▶ Stored data:

++++

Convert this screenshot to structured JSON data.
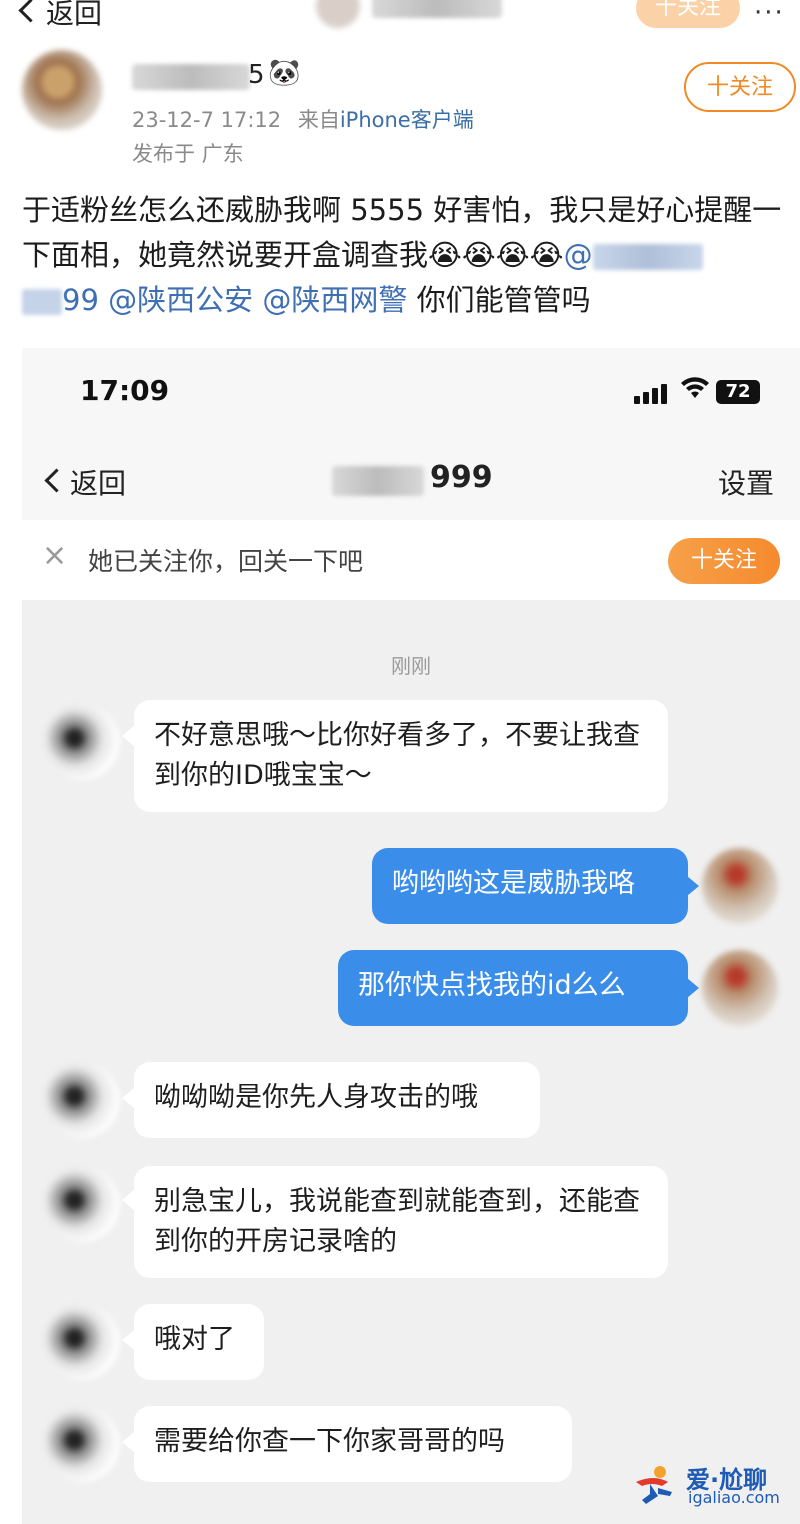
{
  "top_nav": {
    "back_label": "返回",
    "follow_label": "十关注",
    "more": "···"
  },
  "post": {
    "name_suffix": "5",
    "badge_emoji": "🐼",
    "date": "23-12-7 17:12",
    "source_prefix": "来自",
    "source": "iPhone客户端",
    "location": "发布于 广东",
    "follow_label": "十关注",
    "text_part1": "于适粉丝怎么还威胁我啊 5555 好害怕，我只是好心提醒一下面相，她竟然说要开盒调查我",
    "crying_emojis": "😭😭😭😭",
    "mention_at": "@",
    "mention_tail": "99",
    "mention_2": "@陕西公安",
    "mention_3": "@陕西网警",
    "text_part2": " 你们能管管吗"
  },
  "screenshot": {
    "status": {
      "time": "17:09",
      "wifi_icon": "wifi-icon",
      "battery": "72"
    },
    "nav": {
      "back_label": "返回",
      "title_suffix": "999",
      "settings": "设置"
    },
    "follow_banner": {
      "close": "×",
      "text": "她已关注你，回关一下吧",
      "button": "十关注"
    },
    "timestamp": "刚刚",
    "messages": [
      {
        "side": "in",
        "text": "不好意思哦～比你好看多了，不要让我查到你的ID哦宝宝～"
      },
      {
        "side": "out",
        "text": "哟哟哟这是威胁我咯"
      },
      {
        "side": "out",
        "text": "那你快点找我的id么么"
      },
      {
        "side": "in",
        "text": "呦呦呦是你先人身攻击的哦"
      },
      {
        "side": "in",
        "text": "别急宝儿，我说能查到就能查到，还能查到你的开房记录啥的"
      },
      {
        "side": "in",
        "text": "哦对了"
      },
      {
        "side": "in",
        "text": "需要给你查一下你家哥哥的吗"
      }
    ]
  },
  "watermark": {
    "name": "爱·尬聊",
    "url": "igaliao.com",
    "brand_color": "#1f5bb5"
  },
  "colors": {
    "accent_orange": "#f08a24",
    "bubble_blue": "#3a8eea",
    "mention_blue": "#3f6fb3"
  }
}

++++

▶ PROBLEM DETAILS:
Reproduce the entries exactly. Do not carry over any picture.

▶ COMPLETE RESPONSE:
Convert this screenshot to structured JSON data.
{
  "top_nav": {
    "back_label": "返回",
    "follow_label": "十关注",
    "more": "···"
  },
  "post": {
    "name_suffix": "5",
    "badge_emoji": "🐼",
    "date": "23-12-7 17:12",
    "source_prefix": "来自",
    "source": "iPhone客户端",
    "location": "发布于 广东",
    "follow_label": "十关注",
    "text_part1": "于适粉丝怎么还威胁我啊 5555 好害怕，我只是好心提醒一下面相，她竟然说要开盒调查我",
    "crying_emojis": "😭😭😭😭",
    "mention_at": "@",
    "mention_tail": "99",
    "mention_2": "@陕西公安",
    "mention_3": "@陕西网警",
    "text_part2": " 你们能管管吗"
  },
  "screenshot": {
    "status": {
      "time": "17:09",
      "wifi_icon": "wifi-icon",
      "battery": "72"
    },
    "nav": {
      "back_label": "返回",
      "title_suffix": "999",
      "settings": "设置"
    },
    "follow_banner": {
      "close": "×",
      "text": "她已关注你，回关一下吧",
      "button": "十关注"
    },
    "timestamp": "刚刚",
    "messages": [
      {
        "side": "in",
        "text": "不好意思哦～比你好看多了，不要让我查到你的ID哦宝宝～"
      },
      {
        "side": "out",
        "text": "哟哟哟这是威胁我咯"
      },
      {
        "side": "out",
        "text": "那你快点找我的id么么"
      },
      {
        "side": "in",
        "text": "呦呦呦是你先人身攻击的哦"
      },
      {
        "side": "in",
        "text": "别急宝儿，我说能查到就能查到，还能查到你的开房记录啥的"
      },
      {
        "side": "in",
        "text": "哦对了"
      },
      {
        "side": "in",
        "text": "需要给你查一下你家哥哥的吗"
      }
    ]
  },
  "watermark": {
    "name": "爱·尬聊",
    "url": "igaliao.com",
    "brand_color": "#1f5bb5"
  },
  "colors": {
    "accent_orange": "#f08a24",
    "bubble_blue": "#3a8eea",
    "mention_blue": "#3f6fb3"
  }
}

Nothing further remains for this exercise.